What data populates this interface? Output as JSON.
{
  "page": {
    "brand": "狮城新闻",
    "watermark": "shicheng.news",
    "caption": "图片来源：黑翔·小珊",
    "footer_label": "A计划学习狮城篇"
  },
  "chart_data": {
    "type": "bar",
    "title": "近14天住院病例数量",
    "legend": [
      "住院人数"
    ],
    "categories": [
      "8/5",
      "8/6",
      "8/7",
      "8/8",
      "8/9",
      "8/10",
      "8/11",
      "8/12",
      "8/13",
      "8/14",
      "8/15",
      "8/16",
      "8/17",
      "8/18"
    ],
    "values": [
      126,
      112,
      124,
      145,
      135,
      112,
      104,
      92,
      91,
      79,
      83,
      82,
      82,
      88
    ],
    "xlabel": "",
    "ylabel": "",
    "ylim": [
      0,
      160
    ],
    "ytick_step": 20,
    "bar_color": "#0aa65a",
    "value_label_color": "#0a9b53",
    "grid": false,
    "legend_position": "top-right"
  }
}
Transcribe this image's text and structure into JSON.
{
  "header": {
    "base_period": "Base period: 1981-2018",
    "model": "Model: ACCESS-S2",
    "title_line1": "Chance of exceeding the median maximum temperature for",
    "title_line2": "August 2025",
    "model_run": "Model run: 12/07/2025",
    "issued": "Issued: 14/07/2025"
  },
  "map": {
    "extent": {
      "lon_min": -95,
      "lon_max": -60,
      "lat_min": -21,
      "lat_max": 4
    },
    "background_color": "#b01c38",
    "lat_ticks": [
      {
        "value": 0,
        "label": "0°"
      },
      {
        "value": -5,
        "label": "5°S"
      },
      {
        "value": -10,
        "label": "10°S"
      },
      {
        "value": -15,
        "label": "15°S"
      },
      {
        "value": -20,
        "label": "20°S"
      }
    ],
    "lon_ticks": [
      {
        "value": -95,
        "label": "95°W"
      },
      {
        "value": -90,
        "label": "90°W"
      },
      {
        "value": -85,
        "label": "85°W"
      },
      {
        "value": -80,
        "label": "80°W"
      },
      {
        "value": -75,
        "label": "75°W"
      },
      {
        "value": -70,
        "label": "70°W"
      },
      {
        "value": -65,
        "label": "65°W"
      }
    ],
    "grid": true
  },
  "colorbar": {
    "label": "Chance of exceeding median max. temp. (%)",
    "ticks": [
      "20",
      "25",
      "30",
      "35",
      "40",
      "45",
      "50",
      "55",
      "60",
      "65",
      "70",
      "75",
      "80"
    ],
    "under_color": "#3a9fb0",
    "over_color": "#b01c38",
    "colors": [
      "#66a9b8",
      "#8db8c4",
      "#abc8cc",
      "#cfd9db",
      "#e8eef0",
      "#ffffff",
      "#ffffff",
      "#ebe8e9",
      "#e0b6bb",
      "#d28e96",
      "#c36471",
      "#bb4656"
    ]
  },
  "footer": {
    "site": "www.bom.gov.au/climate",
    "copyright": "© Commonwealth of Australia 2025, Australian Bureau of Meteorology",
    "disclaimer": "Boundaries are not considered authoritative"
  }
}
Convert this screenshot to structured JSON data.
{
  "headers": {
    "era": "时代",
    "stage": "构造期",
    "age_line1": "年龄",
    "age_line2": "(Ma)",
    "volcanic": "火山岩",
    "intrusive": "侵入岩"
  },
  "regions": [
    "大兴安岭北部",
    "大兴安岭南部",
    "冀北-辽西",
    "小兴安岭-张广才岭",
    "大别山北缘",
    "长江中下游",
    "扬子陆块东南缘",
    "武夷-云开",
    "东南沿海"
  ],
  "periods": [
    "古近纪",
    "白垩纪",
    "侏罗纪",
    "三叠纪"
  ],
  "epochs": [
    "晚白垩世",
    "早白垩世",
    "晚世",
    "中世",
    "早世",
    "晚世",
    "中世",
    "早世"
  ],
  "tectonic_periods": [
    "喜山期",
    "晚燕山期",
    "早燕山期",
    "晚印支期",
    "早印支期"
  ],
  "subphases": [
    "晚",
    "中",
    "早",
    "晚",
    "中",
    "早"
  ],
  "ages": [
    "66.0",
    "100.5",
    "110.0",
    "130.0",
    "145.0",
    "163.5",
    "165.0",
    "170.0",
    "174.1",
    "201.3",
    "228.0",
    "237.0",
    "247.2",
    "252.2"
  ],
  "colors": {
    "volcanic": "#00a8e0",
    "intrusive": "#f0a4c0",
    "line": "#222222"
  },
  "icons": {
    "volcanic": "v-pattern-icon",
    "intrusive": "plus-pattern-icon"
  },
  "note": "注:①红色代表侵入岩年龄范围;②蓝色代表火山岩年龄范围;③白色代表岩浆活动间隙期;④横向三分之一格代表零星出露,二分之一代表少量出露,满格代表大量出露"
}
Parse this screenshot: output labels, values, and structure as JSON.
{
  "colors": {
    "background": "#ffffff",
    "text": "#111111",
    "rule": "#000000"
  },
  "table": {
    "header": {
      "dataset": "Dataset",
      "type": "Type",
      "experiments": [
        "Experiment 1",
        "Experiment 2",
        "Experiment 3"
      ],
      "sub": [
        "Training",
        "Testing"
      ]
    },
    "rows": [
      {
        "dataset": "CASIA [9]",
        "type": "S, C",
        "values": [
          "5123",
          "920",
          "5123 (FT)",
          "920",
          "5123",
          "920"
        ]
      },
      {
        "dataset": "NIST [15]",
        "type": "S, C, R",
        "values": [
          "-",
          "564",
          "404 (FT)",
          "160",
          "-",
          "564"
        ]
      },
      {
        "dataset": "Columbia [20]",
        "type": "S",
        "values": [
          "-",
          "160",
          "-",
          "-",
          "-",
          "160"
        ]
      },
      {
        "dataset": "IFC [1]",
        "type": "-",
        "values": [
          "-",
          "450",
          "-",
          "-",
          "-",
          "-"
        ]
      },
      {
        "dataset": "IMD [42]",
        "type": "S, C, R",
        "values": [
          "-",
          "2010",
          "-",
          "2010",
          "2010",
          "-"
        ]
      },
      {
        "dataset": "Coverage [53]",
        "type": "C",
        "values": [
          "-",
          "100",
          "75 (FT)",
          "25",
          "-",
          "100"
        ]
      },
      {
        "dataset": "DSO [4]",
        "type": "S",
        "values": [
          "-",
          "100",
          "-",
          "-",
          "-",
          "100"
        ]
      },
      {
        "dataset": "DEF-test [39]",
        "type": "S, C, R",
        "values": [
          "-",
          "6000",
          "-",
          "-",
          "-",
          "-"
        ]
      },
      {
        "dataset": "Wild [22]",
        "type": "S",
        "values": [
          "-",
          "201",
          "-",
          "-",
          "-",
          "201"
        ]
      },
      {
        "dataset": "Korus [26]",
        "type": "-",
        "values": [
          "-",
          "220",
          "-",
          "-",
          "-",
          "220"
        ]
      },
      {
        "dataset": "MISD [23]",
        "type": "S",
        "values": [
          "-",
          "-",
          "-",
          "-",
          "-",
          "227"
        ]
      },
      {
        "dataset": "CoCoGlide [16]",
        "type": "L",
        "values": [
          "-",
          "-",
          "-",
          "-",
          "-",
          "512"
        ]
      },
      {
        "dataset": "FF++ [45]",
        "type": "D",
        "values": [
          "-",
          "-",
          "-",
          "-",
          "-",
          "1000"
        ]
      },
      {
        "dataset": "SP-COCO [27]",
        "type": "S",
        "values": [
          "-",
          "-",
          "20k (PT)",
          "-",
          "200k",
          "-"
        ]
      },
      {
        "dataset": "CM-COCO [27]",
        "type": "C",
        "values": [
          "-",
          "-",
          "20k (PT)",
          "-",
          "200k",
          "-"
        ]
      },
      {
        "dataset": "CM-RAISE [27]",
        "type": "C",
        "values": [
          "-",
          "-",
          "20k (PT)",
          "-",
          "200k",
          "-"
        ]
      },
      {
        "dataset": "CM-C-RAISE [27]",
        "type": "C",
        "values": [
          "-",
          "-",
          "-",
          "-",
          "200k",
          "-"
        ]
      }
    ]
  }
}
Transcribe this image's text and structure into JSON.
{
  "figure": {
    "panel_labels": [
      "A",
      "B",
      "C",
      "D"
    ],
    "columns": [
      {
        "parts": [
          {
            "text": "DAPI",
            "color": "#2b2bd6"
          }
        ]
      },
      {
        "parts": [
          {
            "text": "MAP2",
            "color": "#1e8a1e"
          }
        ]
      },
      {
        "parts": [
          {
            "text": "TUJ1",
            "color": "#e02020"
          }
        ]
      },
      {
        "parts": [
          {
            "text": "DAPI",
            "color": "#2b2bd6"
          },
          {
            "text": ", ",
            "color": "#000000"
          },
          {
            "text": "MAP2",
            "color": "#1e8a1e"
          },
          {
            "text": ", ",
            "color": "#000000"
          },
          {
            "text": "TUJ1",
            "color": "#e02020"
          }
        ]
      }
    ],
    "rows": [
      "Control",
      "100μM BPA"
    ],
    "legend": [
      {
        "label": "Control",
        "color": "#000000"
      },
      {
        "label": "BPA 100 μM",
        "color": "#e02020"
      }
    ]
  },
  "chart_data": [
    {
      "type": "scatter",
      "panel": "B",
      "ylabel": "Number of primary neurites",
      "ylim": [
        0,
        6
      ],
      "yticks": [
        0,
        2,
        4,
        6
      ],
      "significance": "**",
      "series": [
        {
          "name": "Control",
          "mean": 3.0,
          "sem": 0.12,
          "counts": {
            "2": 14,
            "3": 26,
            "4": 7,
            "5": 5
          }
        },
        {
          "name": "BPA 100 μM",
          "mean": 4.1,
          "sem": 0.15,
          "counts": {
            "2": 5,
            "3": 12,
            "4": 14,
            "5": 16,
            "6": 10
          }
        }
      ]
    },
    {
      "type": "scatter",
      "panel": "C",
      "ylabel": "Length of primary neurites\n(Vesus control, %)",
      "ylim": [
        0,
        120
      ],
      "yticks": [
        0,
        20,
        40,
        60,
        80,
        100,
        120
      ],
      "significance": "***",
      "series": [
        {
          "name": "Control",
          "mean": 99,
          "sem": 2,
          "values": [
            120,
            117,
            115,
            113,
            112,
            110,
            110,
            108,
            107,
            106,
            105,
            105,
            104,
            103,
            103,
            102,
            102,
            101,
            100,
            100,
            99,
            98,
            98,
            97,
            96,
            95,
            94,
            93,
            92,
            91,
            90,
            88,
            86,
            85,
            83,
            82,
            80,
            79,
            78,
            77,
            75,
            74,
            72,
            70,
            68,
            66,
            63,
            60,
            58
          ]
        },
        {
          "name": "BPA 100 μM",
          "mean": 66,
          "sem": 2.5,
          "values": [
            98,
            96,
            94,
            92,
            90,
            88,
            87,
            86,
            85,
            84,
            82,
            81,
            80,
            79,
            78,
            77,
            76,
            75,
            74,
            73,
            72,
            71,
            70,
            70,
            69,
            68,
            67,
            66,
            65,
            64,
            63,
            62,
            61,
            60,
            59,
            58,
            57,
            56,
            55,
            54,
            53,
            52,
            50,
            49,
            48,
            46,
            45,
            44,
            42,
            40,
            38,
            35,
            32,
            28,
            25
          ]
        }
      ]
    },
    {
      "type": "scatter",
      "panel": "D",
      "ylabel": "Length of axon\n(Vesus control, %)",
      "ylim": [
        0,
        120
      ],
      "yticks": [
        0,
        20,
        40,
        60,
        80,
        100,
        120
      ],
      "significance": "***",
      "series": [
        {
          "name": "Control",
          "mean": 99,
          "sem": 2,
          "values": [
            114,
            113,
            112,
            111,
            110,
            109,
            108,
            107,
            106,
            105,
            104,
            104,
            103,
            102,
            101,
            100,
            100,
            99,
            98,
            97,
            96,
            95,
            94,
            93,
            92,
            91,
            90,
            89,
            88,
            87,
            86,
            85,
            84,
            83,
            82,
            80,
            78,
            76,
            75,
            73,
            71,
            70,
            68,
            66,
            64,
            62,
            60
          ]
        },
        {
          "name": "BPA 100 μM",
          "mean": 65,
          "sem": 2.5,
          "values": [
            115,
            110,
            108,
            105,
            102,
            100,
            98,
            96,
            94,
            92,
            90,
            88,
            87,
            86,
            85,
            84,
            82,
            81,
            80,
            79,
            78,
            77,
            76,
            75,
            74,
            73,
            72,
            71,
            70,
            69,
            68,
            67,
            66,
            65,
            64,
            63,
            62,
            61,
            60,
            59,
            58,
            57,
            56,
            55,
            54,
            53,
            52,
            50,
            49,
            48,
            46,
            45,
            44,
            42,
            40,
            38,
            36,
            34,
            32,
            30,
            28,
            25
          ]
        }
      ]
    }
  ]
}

------------------------------------------------

Work instructions – Pull out all lines from the entries above that include the word "pattern".

Full answer –
    "volcanic": "v-pattern-icon",
    "intrusive": "plus-pattern-icon"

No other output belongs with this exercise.